» **Text provided**:
Can Africa compete against China in manufacturing?

Public lecture with
Professor Ahmadou Aly Mbaye of the University Cheikh Anta Diop in Dakar, Senegal,
on “Can Africa compete against China in manufacturing?”

Date: Thursday, November 5, 2015, <link https:>1:30 – 3:30 p.m.
Venue: Center for Development Research (ZEF), Walter-Flex-Straße 3, 53113 Bonn (see map), right conference room, ground floor.
The session is chaired by ZEF-director Joachim von Braun

Abstract: The lecture is based on a paper (download here) examining Sub-Saharan Africa’s (SSA) bilateral trade and cost competitiveness with China. Patterns of bilateral trade between SSA and China are reviewed, showing an extraordinary imbalance in the structure of trade in that China overwhelmingly exports manufactured products to SSA and almost exclusively imports primary products in return. Our principal means of assessing the competitiveness of SSA’s manufacturing sector vis-à-vis China are measures of relative unit labor costs (RULC). We find that African RULC levels have generally been very high relative to China, but declined over the 2000s as China’s wages have risen faster than Chinese productivity while the reverse is true for the SSA countries in our sample. Nevertheless,

RULC vis-à-vis China remained elevated for many SSA countries as of 2010. Generally high RULC along with weaknesses in the business climate suggest that most SSA countries are unlikely to be competitive in labor-intensive manufacturing any time soon.

» **Complete the following**:
a. In the lecture announcement, who chairs the session?
b. Edit the lecture abstract from "RULC vis-à-vis China" up to and including "any time soon.", replacing "elevated" with "high".

Stored items:

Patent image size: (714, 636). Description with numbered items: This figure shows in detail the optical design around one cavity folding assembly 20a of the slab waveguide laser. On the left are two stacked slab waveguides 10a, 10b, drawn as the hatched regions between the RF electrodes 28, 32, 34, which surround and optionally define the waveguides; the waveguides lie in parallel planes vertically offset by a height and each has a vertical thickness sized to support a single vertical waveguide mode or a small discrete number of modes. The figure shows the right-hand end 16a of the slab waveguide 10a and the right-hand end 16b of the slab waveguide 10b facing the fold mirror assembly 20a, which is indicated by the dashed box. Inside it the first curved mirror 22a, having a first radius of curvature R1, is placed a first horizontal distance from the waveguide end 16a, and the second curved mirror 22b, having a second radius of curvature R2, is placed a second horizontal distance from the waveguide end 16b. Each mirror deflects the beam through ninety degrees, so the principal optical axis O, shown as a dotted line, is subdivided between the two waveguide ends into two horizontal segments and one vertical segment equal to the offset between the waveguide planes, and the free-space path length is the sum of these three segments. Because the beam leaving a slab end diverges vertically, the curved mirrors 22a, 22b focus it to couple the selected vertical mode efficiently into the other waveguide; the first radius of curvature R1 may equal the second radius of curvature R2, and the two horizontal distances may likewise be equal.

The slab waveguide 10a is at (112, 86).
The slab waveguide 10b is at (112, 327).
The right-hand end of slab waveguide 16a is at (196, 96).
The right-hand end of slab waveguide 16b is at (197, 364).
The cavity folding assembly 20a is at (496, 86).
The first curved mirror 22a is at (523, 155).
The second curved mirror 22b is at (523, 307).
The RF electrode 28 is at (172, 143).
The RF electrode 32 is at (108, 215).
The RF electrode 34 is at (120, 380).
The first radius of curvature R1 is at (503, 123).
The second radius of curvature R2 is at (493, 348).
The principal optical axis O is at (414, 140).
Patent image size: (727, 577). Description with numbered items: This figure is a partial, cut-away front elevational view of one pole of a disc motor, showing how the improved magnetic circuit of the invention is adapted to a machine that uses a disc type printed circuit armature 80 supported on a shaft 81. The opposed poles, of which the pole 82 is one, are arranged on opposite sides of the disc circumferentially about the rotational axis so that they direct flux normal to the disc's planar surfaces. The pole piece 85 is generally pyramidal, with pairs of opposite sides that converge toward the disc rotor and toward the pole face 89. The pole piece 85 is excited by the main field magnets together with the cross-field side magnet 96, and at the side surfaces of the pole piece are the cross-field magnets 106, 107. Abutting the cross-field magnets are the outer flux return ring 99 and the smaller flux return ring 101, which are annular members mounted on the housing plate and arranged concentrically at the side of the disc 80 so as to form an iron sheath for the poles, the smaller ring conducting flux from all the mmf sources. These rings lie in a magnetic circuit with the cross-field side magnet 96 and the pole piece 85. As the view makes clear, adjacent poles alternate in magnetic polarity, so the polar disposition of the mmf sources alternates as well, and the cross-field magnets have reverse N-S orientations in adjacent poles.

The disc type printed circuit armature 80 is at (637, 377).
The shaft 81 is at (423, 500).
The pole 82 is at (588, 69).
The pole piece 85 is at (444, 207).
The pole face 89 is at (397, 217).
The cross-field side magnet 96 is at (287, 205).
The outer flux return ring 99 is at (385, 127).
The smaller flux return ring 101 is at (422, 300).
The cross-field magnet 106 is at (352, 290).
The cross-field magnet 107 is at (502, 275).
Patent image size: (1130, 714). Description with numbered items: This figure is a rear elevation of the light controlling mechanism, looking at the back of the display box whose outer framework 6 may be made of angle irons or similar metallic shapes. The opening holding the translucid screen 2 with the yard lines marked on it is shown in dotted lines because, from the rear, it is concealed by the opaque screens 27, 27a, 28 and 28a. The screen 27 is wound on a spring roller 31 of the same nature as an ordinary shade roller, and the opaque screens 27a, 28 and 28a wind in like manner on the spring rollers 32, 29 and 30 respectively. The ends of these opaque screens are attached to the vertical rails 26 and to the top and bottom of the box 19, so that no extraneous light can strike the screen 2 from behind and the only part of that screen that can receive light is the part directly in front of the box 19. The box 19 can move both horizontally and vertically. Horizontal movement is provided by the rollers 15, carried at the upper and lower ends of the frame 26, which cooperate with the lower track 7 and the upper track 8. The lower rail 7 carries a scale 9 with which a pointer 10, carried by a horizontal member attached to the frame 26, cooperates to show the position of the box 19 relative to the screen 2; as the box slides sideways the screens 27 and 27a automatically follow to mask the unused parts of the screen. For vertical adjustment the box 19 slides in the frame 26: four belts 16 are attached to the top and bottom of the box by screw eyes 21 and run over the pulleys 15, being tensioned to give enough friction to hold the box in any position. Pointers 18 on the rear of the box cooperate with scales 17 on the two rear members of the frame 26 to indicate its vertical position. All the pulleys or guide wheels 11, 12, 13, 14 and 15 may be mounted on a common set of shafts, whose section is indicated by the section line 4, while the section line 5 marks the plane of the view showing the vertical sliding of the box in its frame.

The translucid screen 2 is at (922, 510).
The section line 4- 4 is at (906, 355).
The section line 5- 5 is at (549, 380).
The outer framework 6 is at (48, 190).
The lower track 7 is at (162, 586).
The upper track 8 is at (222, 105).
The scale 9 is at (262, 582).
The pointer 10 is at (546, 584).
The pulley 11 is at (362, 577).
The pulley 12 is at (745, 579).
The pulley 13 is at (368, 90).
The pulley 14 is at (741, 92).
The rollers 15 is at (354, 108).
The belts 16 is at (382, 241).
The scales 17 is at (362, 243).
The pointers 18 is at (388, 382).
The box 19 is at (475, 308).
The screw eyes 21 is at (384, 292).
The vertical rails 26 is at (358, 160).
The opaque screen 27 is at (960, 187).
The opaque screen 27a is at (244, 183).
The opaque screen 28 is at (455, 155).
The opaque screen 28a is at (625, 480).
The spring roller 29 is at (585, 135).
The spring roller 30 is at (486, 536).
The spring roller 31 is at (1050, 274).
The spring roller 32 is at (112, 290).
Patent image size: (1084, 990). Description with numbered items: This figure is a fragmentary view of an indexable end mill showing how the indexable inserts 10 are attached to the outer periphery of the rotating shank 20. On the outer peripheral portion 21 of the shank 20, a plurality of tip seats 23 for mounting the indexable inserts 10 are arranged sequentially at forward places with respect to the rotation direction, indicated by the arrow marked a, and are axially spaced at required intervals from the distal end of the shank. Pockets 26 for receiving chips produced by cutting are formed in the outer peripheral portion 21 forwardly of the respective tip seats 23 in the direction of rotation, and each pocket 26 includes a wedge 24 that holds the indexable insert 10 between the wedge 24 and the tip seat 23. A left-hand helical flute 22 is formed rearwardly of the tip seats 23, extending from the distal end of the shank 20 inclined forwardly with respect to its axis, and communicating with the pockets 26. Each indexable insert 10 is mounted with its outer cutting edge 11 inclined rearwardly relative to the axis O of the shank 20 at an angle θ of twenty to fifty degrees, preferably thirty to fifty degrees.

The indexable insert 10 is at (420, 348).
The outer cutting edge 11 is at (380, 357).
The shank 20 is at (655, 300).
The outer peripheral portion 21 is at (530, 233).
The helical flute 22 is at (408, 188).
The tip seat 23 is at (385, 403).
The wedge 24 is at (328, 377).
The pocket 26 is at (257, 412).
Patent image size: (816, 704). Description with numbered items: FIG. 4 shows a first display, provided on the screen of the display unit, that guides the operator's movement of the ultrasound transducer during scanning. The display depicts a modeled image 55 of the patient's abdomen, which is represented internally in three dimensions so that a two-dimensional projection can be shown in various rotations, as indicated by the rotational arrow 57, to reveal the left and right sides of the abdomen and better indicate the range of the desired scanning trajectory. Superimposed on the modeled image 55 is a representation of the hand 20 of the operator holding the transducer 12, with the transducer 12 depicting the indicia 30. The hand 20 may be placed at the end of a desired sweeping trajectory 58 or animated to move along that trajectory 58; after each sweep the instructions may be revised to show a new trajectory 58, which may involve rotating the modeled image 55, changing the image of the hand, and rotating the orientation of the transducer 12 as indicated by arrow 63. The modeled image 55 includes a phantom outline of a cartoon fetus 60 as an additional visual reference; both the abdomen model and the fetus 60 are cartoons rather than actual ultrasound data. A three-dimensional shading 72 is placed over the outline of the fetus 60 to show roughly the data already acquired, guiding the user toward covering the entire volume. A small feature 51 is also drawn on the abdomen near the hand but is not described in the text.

» **Answers by item number**:
a. ZEF-director Joachim von Braun chairs the session.

b.
RULC vis-à-vis China remained high for many SSA countries as of 2010. Generally high RULC along with weaknesses in the business climate suggest that most SSA countries are unlikely to be competitive in labor-intensive manufacturing any time soon.